[Extracted records]
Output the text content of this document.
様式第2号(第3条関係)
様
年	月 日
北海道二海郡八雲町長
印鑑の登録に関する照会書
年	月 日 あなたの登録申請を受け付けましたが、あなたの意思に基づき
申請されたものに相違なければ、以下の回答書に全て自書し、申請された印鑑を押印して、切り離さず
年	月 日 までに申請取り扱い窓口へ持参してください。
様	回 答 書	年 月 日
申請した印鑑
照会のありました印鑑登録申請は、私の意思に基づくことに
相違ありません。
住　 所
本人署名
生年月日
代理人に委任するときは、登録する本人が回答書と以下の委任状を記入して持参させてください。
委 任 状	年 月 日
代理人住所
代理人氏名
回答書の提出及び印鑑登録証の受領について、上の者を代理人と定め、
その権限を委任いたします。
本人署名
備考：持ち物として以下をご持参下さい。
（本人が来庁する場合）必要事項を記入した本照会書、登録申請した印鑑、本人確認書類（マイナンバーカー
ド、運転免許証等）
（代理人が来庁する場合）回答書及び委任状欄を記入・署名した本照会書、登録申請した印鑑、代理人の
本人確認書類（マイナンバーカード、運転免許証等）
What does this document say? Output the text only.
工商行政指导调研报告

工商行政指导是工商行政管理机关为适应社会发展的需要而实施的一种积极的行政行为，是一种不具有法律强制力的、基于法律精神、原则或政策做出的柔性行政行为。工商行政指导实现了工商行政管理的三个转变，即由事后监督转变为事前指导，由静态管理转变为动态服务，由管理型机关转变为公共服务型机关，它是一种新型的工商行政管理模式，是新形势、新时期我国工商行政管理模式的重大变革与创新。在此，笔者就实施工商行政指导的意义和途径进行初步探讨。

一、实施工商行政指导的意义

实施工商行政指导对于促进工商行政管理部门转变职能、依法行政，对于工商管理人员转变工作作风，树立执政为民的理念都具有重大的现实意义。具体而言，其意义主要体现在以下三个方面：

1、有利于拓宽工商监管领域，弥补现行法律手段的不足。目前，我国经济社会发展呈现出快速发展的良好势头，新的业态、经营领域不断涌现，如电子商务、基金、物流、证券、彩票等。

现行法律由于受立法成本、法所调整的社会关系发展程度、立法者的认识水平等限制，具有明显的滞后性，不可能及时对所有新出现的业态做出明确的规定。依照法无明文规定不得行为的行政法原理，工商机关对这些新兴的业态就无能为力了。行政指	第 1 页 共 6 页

TASK DETAILS:
From the data above, work out how many lines contain the string "登録申請した印鑑" and reply with only the number.

REPLY TO THE EXERCISE:
2